Exercise details:
Reproduce the listing below line for line, without any changes.

Material for this task:
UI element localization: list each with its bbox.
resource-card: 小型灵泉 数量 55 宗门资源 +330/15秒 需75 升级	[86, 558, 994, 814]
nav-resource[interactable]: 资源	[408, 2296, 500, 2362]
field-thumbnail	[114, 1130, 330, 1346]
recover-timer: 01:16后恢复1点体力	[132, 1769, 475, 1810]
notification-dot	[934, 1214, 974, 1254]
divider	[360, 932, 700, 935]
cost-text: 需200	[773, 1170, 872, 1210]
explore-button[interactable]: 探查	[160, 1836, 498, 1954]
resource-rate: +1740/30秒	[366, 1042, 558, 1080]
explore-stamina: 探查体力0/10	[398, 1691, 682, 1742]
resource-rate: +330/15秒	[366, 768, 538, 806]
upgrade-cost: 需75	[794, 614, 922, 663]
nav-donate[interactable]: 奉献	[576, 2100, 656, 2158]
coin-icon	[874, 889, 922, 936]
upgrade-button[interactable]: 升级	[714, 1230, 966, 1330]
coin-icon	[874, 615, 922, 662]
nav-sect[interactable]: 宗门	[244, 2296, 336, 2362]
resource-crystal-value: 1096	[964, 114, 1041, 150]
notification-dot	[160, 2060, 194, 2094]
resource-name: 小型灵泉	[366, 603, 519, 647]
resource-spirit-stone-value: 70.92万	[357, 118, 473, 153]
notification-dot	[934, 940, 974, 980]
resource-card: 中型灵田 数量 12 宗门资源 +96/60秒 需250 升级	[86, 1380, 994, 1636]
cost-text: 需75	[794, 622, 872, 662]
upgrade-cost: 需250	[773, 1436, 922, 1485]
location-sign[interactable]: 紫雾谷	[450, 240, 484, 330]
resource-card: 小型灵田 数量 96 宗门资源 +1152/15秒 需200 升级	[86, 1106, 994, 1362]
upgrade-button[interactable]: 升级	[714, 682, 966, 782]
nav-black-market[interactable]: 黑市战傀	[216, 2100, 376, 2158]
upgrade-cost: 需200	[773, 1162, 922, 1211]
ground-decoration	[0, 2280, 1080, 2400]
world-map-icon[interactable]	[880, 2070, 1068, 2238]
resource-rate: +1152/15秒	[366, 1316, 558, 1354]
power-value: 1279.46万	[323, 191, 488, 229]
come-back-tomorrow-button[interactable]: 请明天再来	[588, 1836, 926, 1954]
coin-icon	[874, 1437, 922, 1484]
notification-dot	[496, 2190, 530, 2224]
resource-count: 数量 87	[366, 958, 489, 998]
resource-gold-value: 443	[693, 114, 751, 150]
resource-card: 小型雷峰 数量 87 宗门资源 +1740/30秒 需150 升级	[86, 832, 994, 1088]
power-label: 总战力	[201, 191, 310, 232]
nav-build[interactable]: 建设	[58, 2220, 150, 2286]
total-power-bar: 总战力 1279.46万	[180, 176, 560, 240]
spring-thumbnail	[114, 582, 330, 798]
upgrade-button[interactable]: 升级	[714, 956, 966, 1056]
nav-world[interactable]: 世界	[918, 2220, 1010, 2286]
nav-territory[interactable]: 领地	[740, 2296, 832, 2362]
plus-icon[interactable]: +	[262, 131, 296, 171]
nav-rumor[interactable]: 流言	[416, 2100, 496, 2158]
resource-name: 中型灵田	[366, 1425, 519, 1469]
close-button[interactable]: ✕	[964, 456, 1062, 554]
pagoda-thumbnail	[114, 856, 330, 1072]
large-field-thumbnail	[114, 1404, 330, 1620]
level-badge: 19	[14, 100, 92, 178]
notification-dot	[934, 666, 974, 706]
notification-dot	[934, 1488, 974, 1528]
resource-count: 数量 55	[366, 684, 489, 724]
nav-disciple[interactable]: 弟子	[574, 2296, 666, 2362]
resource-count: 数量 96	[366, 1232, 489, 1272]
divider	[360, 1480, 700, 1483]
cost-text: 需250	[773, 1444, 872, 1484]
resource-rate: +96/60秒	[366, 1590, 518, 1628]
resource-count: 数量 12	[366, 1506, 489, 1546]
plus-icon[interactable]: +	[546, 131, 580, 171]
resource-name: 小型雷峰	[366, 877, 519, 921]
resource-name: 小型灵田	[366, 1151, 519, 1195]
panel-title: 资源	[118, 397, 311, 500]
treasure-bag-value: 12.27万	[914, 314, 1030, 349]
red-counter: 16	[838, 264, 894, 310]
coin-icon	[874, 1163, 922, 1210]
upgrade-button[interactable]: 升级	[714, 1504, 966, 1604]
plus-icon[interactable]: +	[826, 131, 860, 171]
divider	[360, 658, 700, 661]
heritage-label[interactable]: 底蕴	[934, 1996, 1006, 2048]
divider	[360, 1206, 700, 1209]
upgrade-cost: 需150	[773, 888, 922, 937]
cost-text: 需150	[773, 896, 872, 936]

Solution for this problem:
UI element localization: list each with its bbox.
resource-card: 小型灵泉 数量 55 宗门资源 +330/15秒 需75 升级	[86, 558, 994, 814]
nav-resource[interactable]: 资源	[408, 2296, 500, 2362]
field-thumbnail	[114, 1130, 330, 1346]
recover-timer: 01:16后恢复1点体力	[132, 1769, 475, 1810]
notification-dot	[934, 1214, 974, 1254]
divider	[360, 932, 700, 935]
cost-text: 需200	[773, 1170, 872, 1210]
explore-button[interactable]: 探查	[160, 1836, 498, 1954]
resource-rate: +1740/30秒	[366, 1042, 558, 1080]
explore-stamina: 探查体力0/10	[398, 1691, 682, 1742]
resource-rate: +330/15秒	[366, 768, 538, 806]
upgrade-cost: 需75	[794, 614, 922, 663]
nav-donate[interactable]: 奉献	[576, 2100, 656, 2158]
coin-icon	[874, 889, 922, 936]
upgrade-button[interactable]: 升级	[714, 1230, 966, 1330]
coin-icon	[874, 615, 922, 662]
nav-sect[interactable]: 宗门	[244, 2296, 336, 2362]
resource-crystal-value: 1096	[964, 114, 1041, 150]
notification-dot	[160, 2060, 194, 2094]
resource-name: 小型灵泉	[366, 603, 519, 647]
resource-spirit-stone-value: 70.92万	[357, 118, 473, 153]
notification-dot	[934, 940, 974, 980]
resource-card: 中型灵田 数量 12 宗门资源 +96/60秒 需250 升级	[86, 1380, 994, 1636]
cost-text: 需75	[794, 622, 872, 662]
upgrade-cost: 需250	[773, 1436, 922, 1485]
location-sign[interactable]: 紫雾谷	[450, 240, 484, 330]
resource-card: 小型灵田 数量 96 宗门资源 +1152/15秒 需200 升级	[86, 1106, 994, 1362]
upgrade-button[interactable]: 升级	[714, 682, 966, 782]
nav-black-market[interactable]: 黑市战傀	[216, 2100, 376, 2158]
upgrade-cost: 需200	[773, 1162, 922, 1211]
ground-decoration	[0, 2280, 1080, 2400]
world-map-icon[interactable]	[880, 2070, 1068, 2238]
resource-rate: +1152/15秒	[366, 1316, 558, 1354]
power-value: 1279.46万	[323, 191, 488, 229]
come-back-tomorrow-button[interactable]: 请明天再来	[588, 1836, 926, 1954]
coin-icon	[874, 1437, 922, 1484]
notification-dot	[496, 2190, 530, 2224]
resource-count: 数量 87	[366, 958, 489, 998]
resource-gold-value: 443	[693, 114, 751, 150]
resource-card: 小型雷峰 数量 87 宗门资源 +1740/30秒 需150 升级	[86, 832, 994, 1088]
power-label: 总战力	[201, 191, 310, 232]
nav-build[interactable]: 建设	[58, 2220, 150, 2286]
total-power-bar: 总战力 1279.46万	[180, 176, 560, 240]
spring-thumbnail	[114, 582, 330, 798]
upgrade-button[interactable]: 升级	[714, 956, 966, 1056]
nav-world[interactable]: 世界	[918, 2220, 1010, 2286]
nav-territory[interactable]: 领地	[740, 2296, 832, 2362]
plus-icon[interactable]: +	[262, 131, 296, 171]
nav-rumor[interactable]: 流言	[416, 2100, 496, 2158]
resource-name: 中型灵田	[366, 1425, 519, 1469]
close-button[interactable]: ✕	[964, 456, 1062, 554]
pagoda-thumbnail	[114, 856, 330, 1072]
large-field-thumbnail	[114, 1404, 330, 1620]
level-badge: 19	[14, 100, 92, 178]
notification-dot	[934, 666, 974, 706]
notification-dot	[934, 1488, 974, 1528]
resource-count: 数量 55	[366, 684, 489, 724]
nav-disciple[interactable]: 弟子	[574, 2296, 666, 2362]
resource-count: 数量 96	[366, 1232, 489, 1272]
divider	[360, 1480, 700, 1483]
cost-text: 需250	[773, 1444, 872, 1484]
resource-rate: +96/60秒	[366, 1590, 518, 1628]
resource-count: 数量 12	[366, 1506, 489, 1546]
plus-icon[interactable]: +	[546, 131, 580, 171]
resource-name: 小型雷峰	[366, 877, 519, 921]
resource-name: 小型灵田	[366, 1151, 519, 1195]
panel-title: 资源	[118, 397, 311, 500]
treasure-bag-value: 12.27万	[914, 314, 1030, 349]
red-counter: 16	[838, 264, 894, 310]
coin-icon	[874, 1163, 922, 1210]
upgrade-button[interactable]: 升级	[714, 1504, 966, 1604]
plus-icon[interactable]: +	[826, 131, 860, 171]
divider	[360, 658, 700, 661]
heritage-label[interactable]: 底蕴	[934, 1996, 1006, 2048]
divider	[360, 1206, 700, 1209]
upgrade-cost: 需150	[773, 888, 922, 937]
cost-text: 需150	[773, 896, 872, 936]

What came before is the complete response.